◆ Records supplied
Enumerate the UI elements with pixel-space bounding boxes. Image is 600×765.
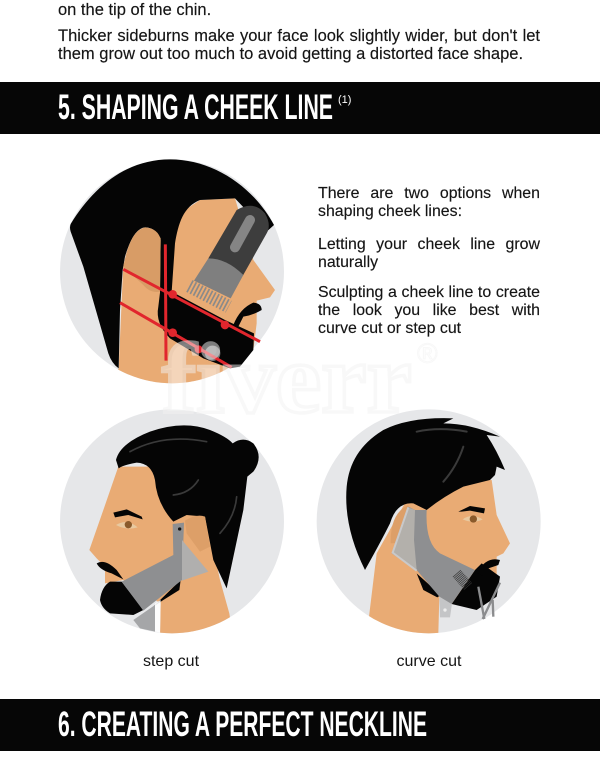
---
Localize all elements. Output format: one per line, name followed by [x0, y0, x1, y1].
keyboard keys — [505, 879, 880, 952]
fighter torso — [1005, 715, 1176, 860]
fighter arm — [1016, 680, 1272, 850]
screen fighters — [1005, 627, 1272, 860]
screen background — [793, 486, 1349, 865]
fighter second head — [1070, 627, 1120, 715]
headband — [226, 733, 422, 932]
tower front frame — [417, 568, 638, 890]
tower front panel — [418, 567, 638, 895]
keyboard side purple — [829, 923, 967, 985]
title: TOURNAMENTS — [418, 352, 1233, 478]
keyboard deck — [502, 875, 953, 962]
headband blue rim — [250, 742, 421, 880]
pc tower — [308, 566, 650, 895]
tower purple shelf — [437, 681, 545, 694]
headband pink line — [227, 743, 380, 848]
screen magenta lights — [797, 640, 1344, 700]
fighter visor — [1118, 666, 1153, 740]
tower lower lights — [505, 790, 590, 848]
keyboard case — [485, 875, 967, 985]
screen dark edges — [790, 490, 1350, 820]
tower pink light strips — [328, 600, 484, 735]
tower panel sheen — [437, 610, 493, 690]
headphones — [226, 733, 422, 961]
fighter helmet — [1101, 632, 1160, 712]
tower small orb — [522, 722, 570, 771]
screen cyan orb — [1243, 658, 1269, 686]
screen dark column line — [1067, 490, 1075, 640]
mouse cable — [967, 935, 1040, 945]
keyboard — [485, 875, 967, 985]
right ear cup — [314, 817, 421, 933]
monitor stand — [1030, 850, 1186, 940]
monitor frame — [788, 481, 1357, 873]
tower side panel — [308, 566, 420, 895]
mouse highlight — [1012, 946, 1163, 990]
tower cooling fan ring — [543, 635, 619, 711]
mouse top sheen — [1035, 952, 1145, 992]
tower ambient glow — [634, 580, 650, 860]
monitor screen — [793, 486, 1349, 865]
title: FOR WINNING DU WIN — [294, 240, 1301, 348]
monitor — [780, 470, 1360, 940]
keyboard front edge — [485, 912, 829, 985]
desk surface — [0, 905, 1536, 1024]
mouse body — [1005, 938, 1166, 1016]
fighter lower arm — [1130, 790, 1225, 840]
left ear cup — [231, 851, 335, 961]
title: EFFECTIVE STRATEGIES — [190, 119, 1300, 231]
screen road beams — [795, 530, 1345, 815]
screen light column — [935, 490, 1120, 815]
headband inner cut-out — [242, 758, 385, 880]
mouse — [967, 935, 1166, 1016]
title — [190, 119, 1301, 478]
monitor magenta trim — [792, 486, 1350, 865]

◆ Stated problem
Recast the data as a Markdown table with the columns Number and Content, starting at the line that contains "Localize all elements." and ending at the line that contains "screen background — [793, 486, 1349, 865]". Skip any blank lines.

◆ Exercise result
| Number | Content |
|---|---|
| 1 | Localize all elements. Output format: one per line, name followed by [x0, y0, x1, y1]. |
| 2 | keyboard keys — [505, 879, 880, 952] |
| 3 | fighter torso — [1005, 715, 1176, 860] |
| 4 | fighter arm — [1016, 680, 1272, 850] |
| 5 | screen fighters — [1005, 627, 1272, 860] |
| 6 | screen background — [793, 486, 1349, 865] |